Task input:
_ _ _ _ _ _ _

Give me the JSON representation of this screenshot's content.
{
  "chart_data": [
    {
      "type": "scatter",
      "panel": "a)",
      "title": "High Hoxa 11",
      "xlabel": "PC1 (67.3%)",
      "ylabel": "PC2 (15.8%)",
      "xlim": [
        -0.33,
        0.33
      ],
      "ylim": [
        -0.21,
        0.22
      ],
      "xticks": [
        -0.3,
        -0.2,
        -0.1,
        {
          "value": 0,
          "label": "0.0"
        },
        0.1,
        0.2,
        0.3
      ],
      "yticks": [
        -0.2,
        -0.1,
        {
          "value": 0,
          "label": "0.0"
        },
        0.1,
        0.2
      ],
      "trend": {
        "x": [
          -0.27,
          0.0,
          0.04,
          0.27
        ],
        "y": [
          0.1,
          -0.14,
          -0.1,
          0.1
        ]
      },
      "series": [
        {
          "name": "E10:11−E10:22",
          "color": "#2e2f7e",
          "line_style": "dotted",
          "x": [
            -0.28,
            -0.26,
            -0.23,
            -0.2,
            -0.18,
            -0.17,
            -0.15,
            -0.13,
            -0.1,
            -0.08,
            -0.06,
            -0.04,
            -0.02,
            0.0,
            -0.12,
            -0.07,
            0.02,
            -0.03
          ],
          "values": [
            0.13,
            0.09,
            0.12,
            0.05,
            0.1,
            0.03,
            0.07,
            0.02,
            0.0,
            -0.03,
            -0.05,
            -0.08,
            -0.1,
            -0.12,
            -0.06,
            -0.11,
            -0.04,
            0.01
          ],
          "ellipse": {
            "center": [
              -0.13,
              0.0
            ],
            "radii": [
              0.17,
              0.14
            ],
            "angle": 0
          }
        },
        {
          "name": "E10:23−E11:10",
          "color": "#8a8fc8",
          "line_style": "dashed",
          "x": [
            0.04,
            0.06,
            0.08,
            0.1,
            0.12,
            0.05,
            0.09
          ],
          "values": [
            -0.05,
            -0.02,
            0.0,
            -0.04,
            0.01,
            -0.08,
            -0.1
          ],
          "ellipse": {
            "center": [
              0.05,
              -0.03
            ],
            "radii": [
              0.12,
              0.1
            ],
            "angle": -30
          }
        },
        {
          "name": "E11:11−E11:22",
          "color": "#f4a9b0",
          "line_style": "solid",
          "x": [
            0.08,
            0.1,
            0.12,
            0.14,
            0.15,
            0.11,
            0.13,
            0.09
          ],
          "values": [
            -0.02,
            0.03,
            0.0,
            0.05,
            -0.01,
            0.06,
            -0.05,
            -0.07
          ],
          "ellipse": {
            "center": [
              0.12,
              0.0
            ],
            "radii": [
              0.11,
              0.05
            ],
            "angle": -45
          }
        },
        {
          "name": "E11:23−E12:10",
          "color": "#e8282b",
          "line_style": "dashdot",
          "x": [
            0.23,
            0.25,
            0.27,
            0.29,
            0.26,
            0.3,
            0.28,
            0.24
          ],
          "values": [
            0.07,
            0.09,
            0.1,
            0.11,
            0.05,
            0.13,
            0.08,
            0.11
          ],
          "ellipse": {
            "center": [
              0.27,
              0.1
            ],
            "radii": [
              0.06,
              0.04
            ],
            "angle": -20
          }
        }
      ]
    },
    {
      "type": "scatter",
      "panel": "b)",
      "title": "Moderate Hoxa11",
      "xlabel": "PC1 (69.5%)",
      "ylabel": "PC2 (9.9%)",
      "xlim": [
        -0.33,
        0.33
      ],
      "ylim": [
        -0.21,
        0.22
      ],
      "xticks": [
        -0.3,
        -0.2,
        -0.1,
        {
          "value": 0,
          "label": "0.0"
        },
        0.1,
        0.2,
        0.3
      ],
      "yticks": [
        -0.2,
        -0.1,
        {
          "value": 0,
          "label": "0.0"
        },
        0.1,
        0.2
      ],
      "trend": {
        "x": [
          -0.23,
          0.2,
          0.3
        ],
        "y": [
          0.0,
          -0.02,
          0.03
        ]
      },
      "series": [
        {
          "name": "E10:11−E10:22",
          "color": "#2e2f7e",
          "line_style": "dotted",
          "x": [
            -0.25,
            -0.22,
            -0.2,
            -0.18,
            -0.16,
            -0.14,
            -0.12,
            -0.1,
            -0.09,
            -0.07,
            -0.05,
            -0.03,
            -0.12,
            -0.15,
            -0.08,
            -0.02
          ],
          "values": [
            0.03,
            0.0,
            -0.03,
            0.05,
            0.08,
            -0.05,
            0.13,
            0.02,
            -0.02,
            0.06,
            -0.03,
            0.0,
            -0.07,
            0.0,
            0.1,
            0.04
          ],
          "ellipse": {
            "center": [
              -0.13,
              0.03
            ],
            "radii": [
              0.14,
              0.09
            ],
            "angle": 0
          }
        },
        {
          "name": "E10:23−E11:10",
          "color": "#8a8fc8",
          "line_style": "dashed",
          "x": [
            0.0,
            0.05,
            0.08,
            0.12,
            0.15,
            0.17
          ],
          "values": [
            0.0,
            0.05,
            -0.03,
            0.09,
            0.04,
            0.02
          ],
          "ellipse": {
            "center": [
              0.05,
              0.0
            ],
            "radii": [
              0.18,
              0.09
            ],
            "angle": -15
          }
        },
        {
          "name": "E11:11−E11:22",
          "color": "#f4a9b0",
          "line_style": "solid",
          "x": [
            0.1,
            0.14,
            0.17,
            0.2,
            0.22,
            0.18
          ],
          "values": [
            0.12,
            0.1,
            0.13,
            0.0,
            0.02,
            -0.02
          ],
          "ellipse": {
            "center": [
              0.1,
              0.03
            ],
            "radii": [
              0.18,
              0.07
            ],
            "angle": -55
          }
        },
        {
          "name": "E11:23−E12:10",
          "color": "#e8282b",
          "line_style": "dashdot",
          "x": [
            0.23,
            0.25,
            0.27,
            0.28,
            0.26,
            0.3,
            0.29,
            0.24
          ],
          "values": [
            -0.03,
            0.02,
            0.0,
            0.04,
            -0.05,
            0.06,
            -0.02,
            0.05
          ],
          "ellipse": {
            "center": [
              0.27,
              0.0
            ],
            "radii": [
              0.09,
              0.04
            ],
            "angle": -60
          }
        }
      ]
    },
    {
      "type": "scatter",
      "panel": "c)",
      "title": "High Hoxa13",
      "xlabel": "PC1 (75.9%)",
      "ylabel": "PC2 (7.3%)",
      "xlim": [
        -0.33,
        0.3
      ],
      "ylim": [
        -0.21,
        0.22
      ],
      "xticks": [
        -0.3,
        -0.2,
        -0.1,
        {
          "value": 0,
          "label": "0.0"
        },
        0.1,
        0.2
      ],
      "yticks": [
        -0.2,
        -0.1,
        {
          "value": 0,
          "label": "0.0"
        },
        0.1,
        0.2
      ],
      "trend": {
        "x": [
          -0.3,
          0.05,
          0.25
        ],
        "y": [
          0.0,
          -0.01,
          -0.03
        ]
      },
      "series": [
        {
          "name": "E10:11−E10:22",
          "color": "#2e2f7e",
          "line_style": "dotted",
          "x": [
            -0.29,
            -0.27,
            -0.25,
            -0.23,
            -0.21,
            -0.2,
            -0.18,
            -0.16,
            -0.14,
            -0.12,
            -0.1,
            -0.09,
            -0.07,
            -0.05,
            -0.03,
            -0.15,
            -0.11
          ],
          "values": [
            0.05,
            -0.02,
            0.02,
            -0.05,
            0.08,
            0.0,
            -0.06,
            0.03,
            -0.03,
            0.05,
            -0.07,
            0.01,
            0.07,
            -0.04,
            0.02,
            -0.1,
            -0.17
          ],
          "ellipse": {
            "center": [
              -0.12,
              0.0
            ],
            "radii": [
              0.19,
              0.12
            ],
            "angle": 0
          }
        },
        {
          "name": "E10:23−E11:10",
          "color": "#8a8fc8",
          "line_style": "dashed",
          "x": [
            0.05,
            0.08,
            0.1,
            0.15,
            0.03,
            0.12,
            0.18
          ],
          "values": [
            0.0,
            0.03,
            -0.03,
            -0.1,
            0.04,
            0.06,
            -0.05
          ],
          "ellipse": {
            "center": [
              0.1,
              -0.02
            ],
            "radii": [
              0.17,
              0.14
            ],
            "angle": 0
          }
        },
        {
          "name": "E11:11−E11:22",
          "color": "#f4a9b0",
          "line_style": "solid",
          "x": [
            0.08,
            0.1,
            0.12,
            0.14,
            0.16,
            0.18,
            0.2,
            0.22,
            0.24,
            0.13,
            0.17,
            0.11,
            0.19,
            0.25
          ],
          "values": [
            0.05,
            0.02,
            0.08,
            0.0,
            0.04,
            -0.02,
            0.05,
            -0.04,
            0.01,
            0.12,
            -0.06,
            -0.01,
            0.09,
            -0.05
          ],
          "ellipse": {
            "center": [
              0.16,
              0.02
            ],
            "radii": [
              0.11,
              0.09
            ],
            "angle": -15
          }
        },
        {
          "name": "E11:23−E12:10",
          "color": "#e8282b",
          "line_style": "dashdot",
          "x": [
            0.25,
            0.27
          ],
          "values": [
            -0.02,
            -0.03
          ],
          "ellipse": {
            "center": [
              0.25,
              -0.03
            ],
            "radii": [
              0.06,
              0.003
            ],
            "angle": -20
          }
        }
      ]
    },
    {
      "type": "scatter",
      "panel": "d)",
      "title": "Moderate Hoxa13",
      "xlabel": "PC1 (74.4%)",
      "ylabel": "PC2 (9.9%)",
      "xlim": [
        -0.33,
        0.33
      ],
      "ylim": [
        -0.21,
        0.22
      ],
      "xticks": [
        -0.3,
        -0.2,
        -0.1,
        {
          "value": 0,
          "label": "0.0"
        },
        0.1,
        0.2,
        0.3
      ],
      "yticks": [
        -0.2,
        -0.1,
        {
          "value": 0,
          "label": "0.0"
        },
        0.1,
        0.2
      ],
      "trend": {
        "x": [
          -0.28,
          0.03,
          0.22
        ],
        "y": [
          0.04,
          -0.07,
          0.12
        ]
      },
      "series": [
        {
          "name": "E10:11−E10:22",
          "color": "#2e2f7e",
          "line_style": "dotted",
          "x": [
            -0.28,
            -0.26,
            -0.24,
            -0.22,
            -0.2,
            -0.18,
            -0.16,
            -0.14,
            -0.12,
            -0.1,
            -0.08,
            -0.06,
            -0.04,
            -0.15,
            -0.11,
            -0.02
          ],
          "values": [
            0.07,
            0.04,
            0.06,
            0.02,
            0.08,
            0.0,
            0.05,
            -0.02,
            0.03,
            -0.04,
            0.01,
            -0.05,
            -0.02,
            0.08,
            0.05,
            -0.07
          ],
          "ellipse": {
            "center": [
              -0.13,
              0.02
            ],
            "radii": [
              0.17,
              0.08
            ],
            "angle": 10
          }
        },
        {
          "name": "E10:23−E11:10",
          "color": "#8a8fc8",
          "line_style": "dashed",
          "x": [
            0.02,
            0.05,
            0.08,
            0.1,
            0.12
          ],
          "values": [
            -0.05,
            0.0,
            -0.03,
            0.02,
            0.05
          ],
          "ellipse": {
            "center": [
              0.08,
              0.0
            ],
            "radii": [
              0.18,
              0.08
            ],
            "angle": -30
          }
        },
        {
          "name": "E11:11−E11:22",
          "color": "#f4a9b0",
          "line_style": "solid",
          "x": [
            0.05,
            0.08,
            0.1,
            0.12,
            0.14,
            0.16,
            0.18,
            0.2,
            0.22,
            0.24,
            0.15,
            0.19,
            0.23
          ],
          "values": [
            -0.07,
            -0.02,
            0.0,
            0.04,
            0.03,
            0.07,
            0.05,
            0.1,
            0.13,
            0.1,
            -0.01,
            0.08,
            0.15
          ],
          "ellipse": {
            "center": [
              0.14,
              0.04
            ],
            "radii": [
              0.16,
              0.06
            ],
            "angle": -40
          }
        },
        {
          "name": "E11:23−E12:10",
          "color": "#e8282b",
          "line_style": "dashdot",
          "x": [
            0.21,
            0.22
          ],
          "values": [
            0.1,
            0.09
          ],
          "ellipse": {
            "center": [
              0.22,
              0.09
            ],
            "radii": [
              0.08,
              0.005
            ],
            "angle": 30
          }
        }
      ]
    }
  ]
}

_ _ _ _ _ _ _

From the listing above, copy every line that includes the word "xlabel".

      "xlabel": "PC1 (67.3%)",
      "xlabel": "PC1 (69.5%)",
      "xlabel": "PC1 (75.9%)",
      "xlabel": "PC1 (74.4%)",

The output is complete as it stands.